**EXERCISE DESCRIPTION:**
Give every entry again, word for word and in full.

>> BEGIN

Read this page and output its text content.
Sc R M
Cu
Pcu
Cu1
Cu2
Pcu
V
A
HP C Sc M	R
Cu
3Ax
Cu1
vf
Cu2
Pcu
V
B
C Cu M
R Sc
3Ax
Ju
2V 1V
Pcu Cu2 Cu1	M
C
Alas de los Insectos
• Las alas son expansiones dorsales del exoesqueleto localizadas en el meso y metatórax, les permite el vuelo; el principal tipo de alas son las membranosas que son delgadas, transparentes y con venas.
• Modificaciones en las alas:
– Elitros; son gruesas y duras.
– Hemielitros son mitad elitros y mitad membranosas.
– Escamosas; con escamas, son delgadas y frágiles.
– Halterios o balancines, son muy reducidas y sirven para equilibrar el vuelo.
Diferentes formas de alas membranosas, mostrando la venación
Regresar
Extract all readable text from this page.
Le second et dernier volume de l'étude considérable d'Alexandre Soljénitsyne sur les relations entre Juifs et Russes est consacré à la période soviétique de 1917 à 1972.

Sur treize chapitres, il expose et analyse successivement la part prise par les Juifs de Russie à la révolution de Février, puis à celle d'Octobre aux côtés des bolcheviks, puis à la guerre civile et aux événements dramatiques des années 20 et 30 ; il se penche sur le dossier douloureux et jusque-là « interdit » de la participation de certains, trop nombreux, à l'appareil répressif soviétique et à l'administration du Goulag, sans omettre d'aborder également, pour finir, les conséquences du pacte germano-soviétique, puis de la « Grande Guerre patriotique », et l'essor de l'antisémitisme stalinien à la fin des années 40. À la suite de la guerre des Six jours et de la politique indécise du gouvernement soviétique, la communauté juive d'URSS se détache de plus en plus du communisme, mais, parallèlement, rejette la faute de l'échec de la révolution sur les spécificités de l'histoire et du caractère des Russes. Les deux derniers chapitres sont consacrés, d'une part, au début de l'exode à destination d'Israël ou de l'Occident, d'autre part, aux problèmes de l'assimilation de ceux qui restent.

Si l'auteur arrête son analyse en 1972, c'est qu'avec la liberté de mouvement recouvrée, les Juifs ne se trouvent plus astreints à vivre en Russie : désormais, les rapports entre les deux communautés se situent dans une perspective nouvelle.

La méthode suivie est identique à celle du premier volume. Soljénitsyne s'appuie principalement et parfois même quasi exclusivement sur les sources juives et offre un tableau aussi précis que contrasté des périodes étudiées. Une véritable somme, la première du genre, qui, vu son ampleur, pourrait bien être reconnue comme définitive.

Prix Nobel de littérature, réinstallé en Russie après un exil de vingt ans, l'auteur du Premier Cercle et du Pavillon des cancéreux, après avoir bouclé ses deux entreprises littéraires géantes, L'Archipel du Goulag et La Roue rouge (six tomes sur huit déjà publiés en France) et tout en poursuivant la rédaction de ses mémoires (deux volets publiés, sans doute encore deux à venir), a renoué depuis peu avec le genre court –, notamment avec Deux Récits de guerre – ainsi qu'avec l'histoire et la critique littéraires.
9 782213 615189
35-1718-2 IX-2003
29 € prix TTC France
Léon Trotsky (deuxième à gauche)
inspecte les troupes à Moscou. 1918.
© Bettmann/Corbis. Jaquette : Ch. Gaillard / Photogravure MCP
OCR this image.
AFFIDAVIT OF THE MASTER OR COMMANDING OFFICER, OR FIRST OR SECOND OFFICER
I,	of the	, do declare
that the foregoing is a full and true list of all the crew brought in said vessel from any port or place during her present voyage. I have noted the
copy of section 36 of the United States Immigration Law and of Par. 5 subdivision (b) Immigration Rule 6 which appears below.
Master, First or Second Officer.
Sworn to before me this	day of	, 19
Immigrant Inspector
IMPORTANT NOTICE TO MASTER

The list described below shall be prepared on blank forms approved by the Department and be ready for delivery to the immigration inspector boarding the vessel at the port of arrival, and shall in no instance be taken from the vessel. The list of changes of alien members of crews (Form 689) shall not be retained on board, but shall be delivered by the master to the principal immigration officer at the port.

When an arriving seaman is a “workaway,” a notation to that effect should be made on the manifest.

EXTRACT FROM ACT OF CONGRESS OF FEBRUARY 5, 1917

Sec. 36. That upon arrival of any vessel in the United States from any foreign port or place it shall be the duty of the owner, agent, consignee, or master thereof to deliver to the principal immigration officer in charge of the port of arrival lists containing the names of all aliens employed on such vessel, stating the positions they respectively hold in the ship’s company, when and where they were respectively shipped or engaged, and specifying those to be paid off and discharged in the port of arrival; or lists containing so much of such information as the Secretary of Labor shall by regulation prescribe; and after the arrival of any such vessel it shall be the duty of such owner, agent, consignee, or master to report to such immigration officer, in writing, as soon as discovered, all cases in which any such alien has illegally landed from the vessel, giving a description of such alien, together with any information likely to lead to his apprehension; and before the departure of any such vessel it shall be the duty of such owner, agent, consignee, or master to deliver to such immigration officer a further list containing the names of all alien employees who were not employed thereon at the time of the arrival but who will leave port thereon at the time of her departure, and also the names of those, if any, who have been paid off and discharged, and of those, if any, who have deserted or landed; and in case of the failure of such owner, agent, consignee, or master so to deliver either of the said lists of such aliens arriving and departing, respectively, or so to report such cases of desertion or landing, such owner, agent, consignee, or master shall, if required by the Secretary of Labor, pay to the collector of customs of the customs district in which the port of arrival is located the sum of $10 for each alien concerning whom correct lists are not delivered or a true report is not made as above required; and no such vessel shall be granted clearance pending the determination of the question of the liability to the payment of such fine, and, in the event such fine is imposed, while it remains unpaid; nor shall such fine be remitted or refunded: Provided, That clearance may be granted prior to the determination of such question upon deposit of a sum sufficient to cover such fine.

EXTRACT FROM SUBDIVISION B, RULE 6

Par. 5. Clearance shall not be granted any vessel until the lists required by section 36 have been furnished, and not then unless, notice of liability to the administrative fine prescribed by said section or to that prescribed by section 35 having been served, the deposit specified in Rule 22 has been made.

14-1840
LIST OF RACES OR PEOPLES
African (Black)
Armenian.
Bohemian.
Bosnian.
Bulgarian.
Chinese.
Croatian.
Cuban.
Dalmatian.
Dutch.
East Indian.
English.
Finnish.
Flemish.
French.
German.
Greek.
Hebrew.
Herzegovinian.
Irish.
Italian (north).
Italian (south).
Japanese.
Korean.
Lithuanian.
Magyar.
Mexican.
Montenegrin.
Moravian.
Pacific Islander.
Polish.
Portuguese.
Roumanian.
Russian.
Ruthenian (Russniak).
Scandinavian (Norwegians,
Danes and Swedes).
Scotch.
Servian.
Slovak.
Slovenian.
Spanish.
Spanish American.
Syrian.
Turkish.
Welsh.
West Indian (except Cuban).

>> END

**SOLVED EXERCISE:**
Read this page and output its text content.
Sc R M
Cu
Pcu
Cu1
Cu2
Pcu
V
A
HP C Sc M	R
Cu
3Ax
Cu1
vf
Cu2
Pcu
V
B
C Cu M
R Sc
3Ax
Ju
2V 1V
Pcu Cu2 Cu1	M
C
Alas de los Insectos
• Las alas son expansiones dorsales del exoesqueleto localizadas en el meso y metatórax, les permite el vuelo; el principal tipo de alas son las membranosas que son delgadas, transparentes y con venas.
• Modificaciones en las alas:
– Elitros; son gruesas y duras.
– Hemielitros son mitad elitros y mitad membranosas.
– Escamosas; con escamas, son delgadas y frágiles.
– Halterios o balancines, son muy reducidas y sirven para equilibrar el vuelo.
Diferentes formas de alas membranosas, mostrando la venación
Regresar
Extract all readable text from this page.
Le second et dernier volume de l'étude considérable d'Alexandre Soljénitsyne sur les relations entre Juifs et Russes est consacré à la période soviétique de 1917 à 1972.

Sur treize chapitres, il expose et analyse successivement la part prise par les Juifs de Russie à la révolution de Février, puis à celle d'Octobre aux côtés des bolcheviks, puis à la guerre civile et aux événements dramatiques des années 20 et 30 ; il se penche sur le dossier douloureux et jusque-là « interdit » de la participation de certains, trop nombreux, à l'appareil répressif soviétique et à l'administration du Goulag, sans omettre d'aborder également, pour finir, les conséquences du pacte germano-soviétique, puis de la « Grande Guerre patriotique », et l'essor de l'antisémitisme stalinien à la fin des années 40. À la suite de la guerre des Six jours et de la politique indécise du gouvernement soviétique, la communauté juive d'URSS se détache de plus en plus du communisme, mais, parallèlement, rejette la faute de l'échec de la révolution sur les spécificités de l'histoire et du caractère des Russes. Les deux derniers chapitres sont consacrés, d'une part, au début de l'exode à destination d'Israël ou de l'Occident, d'autre part, aux problèmes de l'assimilation de ceux qui restent.

Si l'auteur arrête son analyse en 1972, c'est qu'avec la liberté de mouvement recouvrée, les Juifs ne se trouvent plus astreints à vivre en Russie : désormais, les rapports entre les deux communautés se situent dans une perspective nouvelle.

La méthode suivie est identique à celle du premier volume. Soljénitsyne s'appuie principalement et parfois même quasi exclusivement sur les sources juives et offre un tableau aussi précis que contrasté des périodes étudiées. Une véritable somme, la première du genre, qui, vu son ampleur, pourrait bien être reconnue comme définitive.

Prix Nobel de littérature, réinstallé en Russie après un exil de vingt ans, l'auteur du Premier Cercle et du Pavillon des cancéreux, après avoir bouclé ses deux entreprises littéraires géantes, L'Archipel du Goulag et La Roue rouge (six tomes sur huit déjà publiés en France) et tout en poursuivant la rédaction de ses mémoires (deux volets publiés, sans doute encore deux à venir), a renoué depuis peu avec le genre court –, notamment avec Deux Récits de guerre – ainsi qu'avec l'histoire et la critique littéraires.
9 782213 615189
35-1718-2 IX-2003
29 € prix TTC France
Léon Trotsky (deuxième à gauche)
inspecte les troupes à Moscou. 1918.
© Bettmann/Corbis. Jaquette : Ch. Gaillard / Photogravure MCP
OCR this image.
AFFIDAVIT OF THE MASTER OR COMMANDING OFFICER, OR FIRST OR SECOND OFFICER
I,	of the	, do declare
that the foregoing is a full and true list of all the crew brought in said vessel from any port or place during her present voyage. I have noted the
copy of section 36 of the United States Immigration Law and of Par. 5 subdivision (b) Immigration Rule 6 which appears below.
Master, First or Second Officer.
Sworn to before me this	day of	, 19
Immigrant Inspector
IMPORTANT NOTICE TO MASTER

The list described below shall be prepared on blank forms approved by the Department and be ready for delivery to the immigration inspector boarding the vessel at the port of arrival, and shall in no instance be taken from the vessel. The list of changes of alien members of crews (Form 689) shall not be retained on board, but shall be delivered by the master to the principal immigration officer at the port.

When an arriving seaman is a “workaway,” a notation to that effect should be made on the manifest.

EXTRACT FROM ACT OF CONGRESS OF FEBRUARY 5, 1917

Sec. 36. That upon arrival of any vessel in the United States from any foreign port or place it shall be the duty of the owner, agent, consignee, or master thereof to deliver to the principal immigration officer in charge of the port of arrival lists containing the names of all aliens employed on such vessel, stating the positions they respectively hold in the ship’s company, when and where they were respectively shipped or engaged, and specifying those to be paid off and discharged in the port of arrival; or lists containing so much of such information as the Secretary of Labor shall by regulation prescribe; and after the arrival of any such vessel it shall be the duty of such owner, agent, consignee, or master to report to such immigration officer, in writing, as soon as discovered, all cases in which any such alien has illegally landed from the vessel, giving a description of such alien, together with any information likely to lead to his apprehension; and before the departure of any such vessel it shall be the duty of such owner, agent, consignee, or master to deliver to such immigration officer a further list containing the names of all alien employees who were not employed thereon at the time of the arrival but who will leave port thereon at the time of her departure, and also the names of those, if any, who have been paid off and discharged, and of those, if any, who have deserted or landed; and in case of the failure of such owner, agent, consignee, or master so to deliver either of the said lists of such aliens arriving and departing, respectively, or so to report such cases of desertion or landing, such owner, agent, consignee, or master shall, if required by the Secretary of Labor, pay to the collector of customs of the customs district in which the port of arrival is located the sum of $10 for each alien concerning whom correct lists are not delivered or a true report is not made as above required; and no such vessel shall be granted clearance pending the determination of the question of the liability to the payment of such fine, and, in the event such fine is imposed, while it remains unpaid; nor shall such fine be remitted or refunded: Provided, That clearance may be granted prior to the determination of such question upon deposit of a sum sufficient to cover such fine.

EXTRACT FROM SUBDIVISION B, RULE 6

Par. 5. Clearance shall not be granted any vessel until the lists required by section 36 have been furnished, and not then unless, notice of liability to the administrative fine prescribed by said section or to that prescribed by section 35 having been served, the deposit specified in Rule 22 has been made.

14-1840
LIST OF RACES OR PEOPLES
African (Black)
Armenian.
Bohemian.
Bosnian.
Bulgarian.
Chinese.
Croatian.
Cuban.
Dalmatian.
Dutch.
East Indian.
English.
Finnish.
Flemish.
French.
German.
Greek.
Hebrew.
Herzegovinian.
Irish.
Italian (north).
Italian (south).
Japanese.
Korean.
Lithuanian.
Magyar.
Mexican.
Montenegrin.
Moravian.
Pacific Islander.
Polish.
Portuguese.
Roumanian.
Russian.
Ruthenian (Russniak).
Scandinavian (Norwegians,
Danes and Swedes).
Scotch.
Servian.
Slovak.
Slovenian.
Spanish.
Spanish American.
Syrian.
Turkish.
Welsh.
West Indian (except Cuban).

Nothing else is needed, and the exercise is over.